### Exercise task
Repeat the records exactly. Every line must match.

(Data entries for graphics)
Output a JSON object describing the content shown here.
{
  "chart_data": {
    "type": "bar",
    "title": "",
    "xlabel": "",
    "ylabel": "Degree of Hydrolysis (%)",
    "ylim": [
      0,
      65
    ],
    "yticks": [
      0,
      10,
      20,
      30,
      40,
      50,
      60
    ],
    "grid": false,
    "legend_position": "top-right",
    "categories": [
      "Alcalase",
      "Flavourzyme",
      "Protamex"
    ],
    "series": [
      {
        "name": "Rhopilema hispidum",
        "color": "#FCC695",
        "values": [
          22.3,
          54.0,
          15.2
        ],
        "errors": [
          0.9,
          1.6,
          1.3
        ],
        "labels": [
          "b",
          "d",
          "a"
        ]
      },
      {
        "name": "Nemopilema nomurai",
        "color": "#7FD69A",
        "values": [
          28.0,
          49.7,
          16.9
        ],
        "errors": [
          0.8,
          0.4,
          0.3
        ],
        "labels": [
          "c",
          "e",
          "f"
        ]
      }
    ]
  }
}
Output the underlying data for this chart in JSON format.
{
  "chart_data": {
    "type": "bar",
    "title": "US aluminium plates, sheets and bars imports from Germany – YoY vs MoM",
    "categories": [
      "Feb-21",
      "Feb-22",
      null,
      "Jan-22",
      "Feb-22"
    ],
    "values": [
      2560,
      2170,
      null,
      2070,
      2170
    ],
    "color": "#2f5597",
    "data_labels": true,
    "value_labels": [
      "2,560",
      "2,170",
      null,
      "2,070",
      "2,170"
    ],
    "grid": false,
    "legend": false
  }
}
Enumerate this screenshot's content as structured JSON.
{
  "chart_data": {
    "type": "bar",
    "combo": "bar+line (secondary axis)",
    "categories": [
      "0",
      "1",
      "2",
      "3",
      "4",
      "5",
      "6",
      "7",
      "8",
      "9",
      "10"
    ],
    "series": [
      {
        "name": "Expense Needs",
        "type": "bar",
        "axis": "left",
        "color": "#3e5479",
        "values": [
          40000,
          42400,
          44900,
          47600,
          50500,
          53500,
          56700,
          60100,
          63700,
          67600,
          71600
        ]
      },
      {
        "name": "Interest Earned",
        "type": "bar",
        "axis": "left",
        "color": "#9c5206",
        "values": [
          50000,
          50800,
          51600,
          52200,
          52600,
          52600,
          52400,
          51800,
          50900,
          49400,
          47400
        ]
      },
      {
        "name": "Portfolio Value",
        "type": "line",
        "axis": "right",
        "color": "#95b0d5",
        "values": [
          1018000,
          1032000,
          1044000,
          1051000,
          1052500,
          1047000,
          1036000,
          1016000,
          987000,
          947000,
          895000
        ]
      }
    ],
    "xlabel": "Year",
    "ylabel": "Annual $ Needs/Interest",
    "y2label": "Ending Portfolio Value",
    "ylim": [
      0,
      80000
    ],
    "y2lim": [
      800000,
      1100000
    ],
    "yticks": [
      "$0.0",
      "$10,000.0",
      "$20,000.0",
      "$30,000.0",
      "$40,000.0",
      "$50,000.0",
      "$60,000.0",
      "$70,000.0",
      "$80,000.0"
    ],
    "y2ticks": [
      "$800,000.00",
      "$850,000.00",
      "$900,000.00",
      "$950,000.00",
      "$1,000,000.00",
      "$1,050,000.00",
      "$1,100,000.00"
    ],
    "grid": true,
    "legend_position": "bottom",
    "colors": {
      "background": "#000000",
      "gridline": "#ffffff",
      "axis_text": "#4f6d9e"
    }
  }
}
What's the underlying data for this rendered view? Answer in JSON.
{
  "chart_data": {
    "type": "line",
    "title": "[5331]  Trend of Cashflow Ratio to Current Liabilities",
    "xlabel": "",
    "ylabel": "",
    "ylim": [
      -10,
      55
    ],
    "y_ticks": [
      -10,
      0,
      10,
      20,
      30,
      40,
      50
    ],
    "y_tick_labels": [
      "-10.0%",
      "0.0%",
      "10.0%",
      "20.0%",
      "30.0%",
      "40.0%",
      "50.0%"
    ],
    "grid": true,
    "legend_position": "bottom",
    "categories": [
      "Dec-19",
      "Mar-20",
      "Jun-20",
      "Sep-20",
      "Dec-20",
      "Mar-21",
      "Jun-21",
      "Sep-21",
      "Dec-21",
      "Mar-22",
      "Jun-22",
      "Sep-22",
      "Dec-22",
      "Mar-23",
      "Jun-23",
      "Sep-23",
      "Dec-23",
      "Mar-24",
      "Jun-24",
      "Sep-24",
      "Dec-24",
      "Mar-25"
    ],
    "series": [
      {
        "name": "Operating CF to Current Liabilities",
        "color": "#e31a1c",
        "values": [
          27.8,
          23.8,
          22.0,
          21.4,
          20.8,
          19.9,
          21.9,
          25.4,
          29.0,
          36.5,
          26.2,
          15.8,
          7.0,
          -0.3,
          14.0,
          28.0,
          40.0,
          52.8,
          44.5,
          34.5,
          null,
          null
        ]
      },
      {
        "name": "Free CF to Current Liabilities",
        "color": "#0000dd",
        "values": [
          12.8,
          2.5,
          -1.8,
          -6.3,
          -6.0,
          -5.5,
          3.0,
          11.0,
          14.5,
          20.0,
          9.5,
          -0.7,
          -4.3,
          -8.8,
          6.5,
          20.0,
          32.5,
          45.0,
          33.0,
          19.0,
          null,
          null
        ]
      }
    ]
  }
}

### Result
Output a JSON object describing the content shown here.
{
  "chart_data": {
    "type": "bar",
    "title": "",
    "xlabel": "",
    "ylabel": "Degree of Hydrolysis (%)",
    "ylim": [
      0,
      65
    ],
    "yticks": [
      0,
      10,
      20,
      30,
      40,
      50,
      60
    ],
    "grid": false,
    "legend_position": "top-right",
    "categories": [
      "Alcalase",
      "Flavourzyme",
      "Protamex"
    ],
    "series": [
      {
        "name": "Rhopilema hispidum",
        "color": "#FCC695",
        "values": [
          22.3,
          54.0,
          15.2
        ],
        "errors": [
          0.9,
          1.6,
          1.3
        ],
        "labels": [
          "b",
          "d",
          "a"
        ]
      },
      {
        "name": "Nemopilema nomurai",
        "color": "#7FD69A",
        "values": [
          28.0,
          49.7,
          16.9
        ],
        "errors": [
          0.8,
          0.4,
          0.3
        ],
        "labels": [
          "c",
          "e",
          "f"
        ]
      }
    ]
  }
}
Output the underlying data for this chart in JSON format.
{
  "chart_data": {
    "type": "bar",
    "title": "US aluminium plates, sheets and bars imports from Germany – YoY vs MoM",
    "categories": [
      "Feb-21",
      "Feb-22",
      null,
      "Jan-22",
      "Feb-22"
    ],
    "values": [
      2560,
      2170,
      null,
      2070,
      2170
    ],
    "color": "#2f5597",
    "data_labels": true,
    "value_labels": [
      "2,560",
      "2,170",
      null,
      "2,070",
      "2,170"
    ],
    "grid": false,
    "legend": false
  }
}
Enumerate this screenshot's content as structured JSON.
{
  "chart_data": {
    "type": "bar",
    "combo": "bar+line (secondary axis)",
    "categories": [
      "0",
      "1",
      "2",
      "3",
      "4",
      "5",
      "6",
      "7",
      "8",
      "9",
      "10"
    ],
    "series": [
      {
        "name": "Expense Needs",
        "type": "bar",
        "axis": "left",
        "color": "#3e5479",
        "values": [
          40000,
          42400,
          44900,
          47600,
          50500,
          53500,
          56700,
          60100,
          63700,
          67600,
          71600
        ]
      },
      {
        "name": "Interest Earned",
        "type": "bar",
        "axis": "left",
        "color": "#9c5206",
        "values": [
          50000,
          50800,
          51600,
          52200,
          52600,
          52600,
          52400,
          51800,
          50900,
          49400,
          47400
        ]
      },
      {
        "name": "Portfolio Value",
        "type": "line",
        "axis": "right",
        "color": "#95b0d5",
        "values": [
          1018000,
          1032000,
          1044000,
          1051000,
          1052500,
          1047000,
          1036000,
          1016000,
          987000,
          947000,
          895000
        ]
      }
    ],
    "xlabel": "Year",
    "ylabel": "Annual $ Needs/Interest",
    "y2label": "Ending Portfolio Value",
    "ylim": [
      0,
      80000
    ],
    "y2lim": [
      800000,
      1100000
    ],
    "yticks": [
      "$0.0",
      "$10,000.0",
      "$20,000.0",
      "$30,000.0",
      "$40,000.0",
      "$50,000.0",
      "$60,000.0",
      "$70,000.0",
      "$80,000.0"
    ],
    "y2ticks": [
      "$800,000.00",
      "$850,000.00",
      "$900,000.00",
      "$950,000.00",
      "$1,000,000.00",
      "$1,050,000.00",
      "$1,100,000.00"
    ],
    "grid": true,
    "legend_position": "bottom",
    "colors": {
      "background": "#000000",
      "gridline": "#ffffff",
      "axis_text": "#4f6d9e"
    }
  }
}
What's the underlying data for this rendered view? Answer in JSON.
{
  "chart_data": {
    "type": "line",
    "title": "[5331]  Trend of Cashflow Ratio to Current Liabilities",
    "xlabel": "",
    "ylabel": "",
    "ylim": [
      -10,
      55
    ],
    "y_ticks": [
      -10,
      0,
      10,
      20,
      30,
      40,
      50
    ],
    "y_tick_labels": [
      "-10.0%",
      "0.0%",
      "10.0%",
      "20.0%",
      "30.0%",
      "40.0%",
      "50.0%"
    ],
    "grid": true,
    "legend_position": "bottom",
    "categories": [
      "Dec-19",
      "Mar-20",
      "Jun-20",
      "Sep-20",
      "Dec-20",
      "Mar-21",
      "Jun-21",
      "Sep-21",
      "Dec-21",
      "Mar-22",
      "Jun-22",
      "Sep-22",
      "Dec-22",
      "Mar-23",
      "Jun-23",
      "Sep-23",
      "Dec-23",
      "Mar-24",
      "Jun-24",
      "Sep-24",
      "Dec-24",
      "Mar-25"
    ],
    "series": [
      {
        "name": "Operating CF to Current Liabilities",
        "color": "#e31a1c",
        "values": [
          27.8,
          23.8,
          22.0,
          21.4,
          20.8,
          19.9,
          21.9,
          25.4,
          29.0,
          36.5,
          26.2,
          15.8,
          7.0,
          -0.3,
          14.0,
          28.0,
          40.0,
          52.8,
          44.5,
          34.5,
          null,
          null
        ]
      },
      {
        "name": "Free CF to Current Liabilities",
        "color": "#0000dd",
        "values": [
          12.8,
          2.5,
          -1.8,
          -6.3,
          -6.0,
          -5.5,
          3.0,
          11.0,
          14.5,
          20.0,
          9.5,
          -0.7,
          -4.3,
          -8.8,
          6.5,
          20.0,
          32.5,
          45.0,
          33.0,
          19.0,
          null,
          null
        ]
      }
    ]
  }
}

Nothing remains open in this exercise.